Dataset entries:
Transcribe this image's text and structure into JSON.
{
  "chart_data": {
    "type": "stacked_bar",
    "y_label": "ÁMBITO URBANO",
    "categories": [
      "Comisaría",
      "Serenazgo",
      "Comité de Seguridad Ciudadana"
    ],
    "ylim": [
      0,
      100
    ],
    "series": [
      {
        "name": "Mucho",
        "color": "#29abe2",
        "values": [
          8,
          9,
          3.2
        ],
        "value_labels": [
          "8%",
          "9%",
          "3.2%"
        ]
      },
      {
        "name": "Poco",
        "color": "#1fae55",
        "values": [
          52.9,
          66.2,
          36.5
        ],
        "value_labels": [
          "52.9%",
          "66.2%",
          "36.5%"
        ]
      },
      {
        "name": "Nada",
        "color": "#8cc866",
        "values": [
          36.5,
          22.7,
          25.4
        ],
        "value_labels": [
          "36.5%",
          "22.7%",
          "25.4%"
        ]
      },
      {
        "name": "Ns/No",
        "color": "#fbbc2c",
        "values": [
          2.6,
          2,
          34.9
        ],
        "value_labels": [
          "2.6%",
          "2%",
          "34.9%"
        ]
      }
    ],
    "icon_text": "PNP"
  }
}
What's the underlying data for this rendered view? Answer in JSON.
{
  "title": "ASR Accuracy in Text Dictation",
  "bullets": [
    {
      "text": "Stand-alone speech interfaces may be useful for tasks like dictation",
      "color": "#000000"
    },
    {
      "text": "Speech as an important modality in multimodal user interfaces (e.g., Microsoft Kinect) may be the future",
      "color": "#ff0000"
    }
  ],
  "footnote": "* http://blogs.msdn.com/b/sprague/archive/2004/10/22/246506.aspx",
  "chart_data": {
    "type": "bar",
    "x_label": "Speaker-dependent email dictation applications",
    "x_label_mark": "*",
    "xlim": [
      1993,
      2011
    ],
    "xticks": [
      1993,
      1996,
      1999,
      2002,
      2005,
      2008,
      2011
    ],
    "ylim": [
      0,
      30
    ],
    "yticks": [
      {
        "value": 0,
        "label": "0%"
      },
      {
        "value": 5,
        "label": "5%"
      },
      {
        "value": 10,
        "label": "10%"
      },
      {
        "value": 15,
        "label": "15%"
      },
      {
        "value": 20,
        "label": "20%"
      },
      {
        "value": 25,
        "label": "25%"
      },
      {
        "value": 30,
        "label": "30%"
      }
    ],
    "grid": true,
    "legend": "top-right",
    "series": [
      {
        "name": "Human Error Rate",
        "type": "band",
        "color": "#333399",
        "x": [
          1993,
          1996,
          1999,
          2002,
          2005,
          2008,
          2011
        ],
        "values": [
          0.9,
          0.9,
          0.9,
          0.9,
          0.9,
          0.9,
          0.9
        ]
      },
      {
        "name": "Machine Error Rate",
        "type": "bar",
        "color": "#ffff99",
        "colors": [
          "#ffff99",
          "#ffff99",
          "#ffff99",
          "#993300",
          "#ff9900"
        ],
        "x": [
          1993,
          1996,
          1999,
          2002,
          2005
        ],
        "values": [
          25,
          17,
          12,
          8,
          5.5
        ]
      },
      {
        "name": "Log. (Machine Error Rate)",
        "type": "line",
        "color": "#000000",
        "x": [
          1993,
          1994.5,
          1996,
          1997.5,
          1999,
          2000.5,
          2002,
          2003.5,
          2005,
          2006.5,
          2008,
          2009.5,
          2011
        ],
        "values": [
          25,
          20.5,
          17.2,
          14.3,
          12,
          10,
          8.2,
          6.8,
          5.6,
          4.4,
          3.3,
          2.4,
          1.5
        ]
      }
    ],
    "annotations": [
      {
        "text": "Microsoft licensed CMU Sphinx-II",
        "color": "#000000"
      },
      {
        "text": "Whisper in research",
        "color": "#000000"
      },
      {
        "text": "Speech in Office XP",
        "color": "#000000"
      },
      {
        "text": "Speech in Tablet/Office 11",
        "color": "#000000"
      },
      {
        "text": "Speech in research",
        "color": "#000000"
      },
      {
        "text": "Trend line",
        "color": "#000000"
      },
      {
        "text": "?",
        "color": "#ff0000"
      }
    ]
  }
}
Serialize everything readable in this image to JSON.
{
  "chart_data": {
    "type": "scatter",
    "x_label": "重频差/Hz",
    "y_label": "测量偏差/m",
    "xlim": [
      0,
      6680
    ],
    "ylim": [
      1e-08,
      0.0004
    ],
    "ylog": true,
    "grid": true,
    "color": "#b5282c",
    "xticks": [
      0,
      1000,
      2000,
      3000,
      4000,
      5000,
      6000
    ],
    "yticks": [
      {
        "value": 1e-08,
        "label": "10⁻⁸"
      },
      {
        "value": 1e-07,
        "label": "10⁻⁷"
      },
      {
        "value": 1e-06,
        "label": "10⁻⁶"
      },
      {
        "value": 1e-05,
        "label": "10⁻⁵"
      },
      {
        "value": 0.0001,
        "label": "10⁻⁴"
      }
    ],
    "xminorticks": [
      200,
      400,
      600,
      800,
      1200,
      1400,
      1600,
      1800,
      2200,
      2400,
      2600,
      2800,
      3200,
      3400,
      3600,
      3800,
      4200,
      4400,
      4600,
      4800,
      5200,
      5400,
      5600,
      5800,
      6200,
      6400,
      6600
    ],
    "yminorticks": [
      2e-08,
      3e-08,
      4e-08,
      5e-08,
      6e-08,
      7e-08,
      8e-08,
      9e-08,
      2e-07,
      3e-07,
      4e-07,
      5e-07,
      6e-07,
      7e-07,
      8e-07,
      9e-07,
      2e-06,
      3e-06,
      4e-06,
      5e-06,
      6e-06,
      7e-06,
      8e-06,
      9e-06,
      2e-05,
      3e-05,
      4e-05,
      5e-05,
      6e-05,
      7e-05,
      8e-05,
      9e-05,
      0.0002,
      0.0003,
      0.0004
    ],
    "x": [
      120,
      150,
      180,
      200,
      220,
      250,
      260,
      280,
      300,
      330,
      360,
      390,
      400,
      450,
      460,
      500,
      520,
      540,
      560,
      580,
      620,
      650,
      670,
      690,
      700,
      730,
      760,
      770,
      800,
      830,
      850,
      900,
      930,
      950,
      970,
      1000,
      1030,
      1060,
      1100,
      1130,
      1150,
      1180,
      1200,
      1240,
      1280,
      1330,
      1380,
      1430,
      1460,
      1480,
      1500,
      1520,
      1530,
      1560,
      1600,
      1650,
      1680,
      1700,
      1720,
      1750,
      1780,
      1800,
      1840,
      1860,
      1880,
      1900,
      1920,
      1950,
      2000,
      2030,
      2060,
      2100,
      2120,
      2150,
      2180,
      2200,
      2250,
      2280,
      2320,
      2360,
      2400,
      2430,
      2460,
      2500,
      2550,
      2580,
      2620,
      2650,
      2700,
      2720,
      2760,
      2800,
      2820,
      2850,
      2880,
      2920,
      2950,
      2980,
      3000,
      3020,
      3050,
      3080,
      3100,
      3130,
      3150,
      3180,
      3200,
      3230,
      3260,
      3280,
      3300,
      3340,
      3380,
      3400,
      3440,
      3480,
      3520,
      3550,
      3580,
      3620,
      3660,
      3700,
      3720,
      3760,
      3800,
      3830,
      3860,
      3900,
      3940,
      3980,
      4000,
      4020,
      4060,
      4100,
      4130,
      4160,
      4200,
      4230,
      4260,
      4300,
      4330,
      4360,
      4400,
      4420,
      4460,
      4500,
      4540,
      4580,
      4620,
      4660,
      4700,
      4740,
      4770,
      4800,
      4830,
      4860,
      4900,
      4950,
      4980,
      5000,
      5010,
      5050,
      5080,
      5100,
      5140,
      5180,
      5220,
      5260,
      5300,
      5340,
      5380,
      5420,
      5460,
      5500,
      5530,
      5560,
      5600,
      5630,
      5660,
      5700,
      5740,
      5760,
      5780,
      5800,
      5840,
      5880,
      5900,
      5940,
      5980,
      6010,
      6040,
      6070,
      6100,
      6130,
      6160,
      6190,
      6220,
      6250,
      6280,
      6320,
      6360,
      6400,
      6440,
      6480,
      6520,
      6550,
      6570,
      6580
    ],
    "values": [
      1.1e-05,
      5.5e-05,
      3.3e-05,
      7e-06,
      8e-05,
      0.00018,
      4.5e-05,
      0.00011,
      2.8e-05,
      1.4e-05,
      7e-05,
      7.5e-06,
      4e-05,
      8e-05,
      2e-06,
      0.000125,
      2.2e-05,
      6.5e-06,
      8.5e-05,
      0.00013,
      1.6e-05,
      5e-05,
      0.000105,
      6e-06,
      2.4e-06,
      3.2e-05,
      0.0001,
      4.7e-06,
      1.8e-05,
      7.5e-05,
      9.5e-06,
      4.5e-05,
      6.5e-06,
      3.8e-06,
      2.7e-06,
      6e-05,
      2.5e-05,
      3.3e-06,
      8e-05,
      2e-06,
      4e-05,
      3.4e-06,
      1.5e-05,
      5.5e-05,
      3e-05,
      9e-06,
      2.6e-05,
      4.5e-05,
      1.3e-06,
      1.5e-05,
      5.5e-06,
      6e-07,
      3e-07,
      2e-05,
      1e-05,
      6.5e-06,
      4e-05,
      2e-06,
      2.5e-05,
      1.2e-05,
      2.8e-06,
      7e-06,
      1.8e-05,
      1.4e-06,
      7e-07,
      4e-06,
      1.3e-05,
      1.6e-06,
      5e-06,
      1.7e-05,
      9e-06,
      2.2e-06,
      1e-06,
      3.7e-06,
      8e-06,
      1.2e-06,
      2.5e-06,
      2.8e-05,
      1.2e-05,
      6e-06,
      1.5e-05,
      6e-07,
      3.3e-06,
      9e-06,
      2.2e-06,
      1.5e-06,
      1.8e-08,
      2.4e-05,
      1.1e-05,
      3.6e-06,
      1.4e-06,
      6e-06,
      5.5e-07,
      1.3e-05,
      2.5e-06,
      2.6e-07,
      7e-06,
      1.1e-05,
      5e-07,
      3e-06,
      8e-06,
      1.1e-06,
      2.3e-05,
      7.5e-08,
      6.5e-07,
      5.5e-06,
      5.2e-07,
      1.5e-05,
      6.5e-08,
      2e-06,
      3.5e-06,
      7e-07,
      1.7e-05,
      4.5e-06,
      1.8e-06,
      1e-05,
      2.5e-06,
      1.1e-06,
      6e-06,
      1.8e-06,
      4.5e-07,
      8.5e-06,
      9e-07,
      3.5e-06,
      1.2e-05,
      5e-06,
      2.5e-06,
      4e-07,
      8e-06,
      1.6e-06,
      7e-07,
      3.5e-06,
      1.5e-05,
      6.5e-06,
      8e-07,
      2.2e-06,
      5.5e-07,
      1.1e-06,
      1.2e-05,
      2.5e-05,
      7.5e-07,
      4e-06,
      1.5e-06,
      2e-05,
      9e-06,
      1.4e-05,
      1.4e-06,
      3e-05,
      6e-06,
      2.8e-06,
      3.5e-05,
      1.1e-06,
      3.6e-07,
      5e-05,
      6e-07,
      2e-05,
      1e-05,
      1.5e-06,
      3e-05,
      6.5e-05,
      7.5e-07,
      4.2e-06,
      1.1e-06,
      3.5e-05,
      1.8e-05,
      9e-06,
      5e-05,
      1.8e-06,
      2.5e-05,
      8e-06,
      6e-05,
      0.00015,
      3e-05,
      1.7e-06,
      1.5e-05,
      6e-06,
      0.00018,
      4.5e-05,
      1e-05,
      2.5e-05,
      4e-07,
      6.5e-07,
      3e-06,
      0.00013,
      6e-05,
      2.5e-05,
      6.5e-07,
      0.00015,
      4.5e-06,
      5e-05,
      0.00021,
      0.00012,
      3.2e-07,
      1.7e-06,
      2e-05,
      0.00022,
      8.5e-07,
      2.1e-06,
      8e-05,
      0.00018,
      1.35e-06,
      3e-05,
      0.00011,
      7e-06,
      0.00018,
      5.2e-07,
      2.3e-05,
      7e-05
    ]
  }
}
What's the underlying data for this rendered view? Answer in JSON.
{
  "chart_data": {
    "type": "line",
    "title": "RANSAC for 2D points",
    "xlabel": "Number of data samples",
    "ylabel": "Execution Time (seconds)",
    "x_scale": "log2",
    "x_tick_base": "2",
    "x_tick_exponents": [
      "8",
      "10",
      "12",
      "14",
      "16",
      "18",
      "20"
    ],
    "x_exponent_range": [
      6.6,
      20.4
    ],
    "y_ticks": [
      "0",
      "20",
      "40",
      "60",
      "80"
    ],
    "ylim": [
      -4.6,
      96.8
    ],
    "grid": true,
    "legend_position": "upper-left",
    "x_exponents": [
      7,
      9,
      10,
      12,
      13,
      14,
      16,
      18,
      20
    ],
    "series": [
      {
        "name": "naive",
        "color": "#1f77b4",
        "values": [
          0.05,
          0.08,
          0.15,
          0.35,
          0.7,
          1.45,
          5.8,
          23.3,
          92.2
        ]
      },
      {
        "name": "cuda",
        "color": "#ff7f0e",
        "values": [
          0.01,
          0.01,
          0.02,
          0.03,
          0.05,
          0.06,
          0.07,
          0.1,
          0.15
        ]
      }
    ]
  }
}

JOB:
Show every line of the records above that contains the word "type".

TASK ANSWER:
    "type": "stacked_bar",
    "type": "bar",
        "type": "band",
        "type": "bar",
        "type": "line",
    "type": "scatter",
    "type": "line",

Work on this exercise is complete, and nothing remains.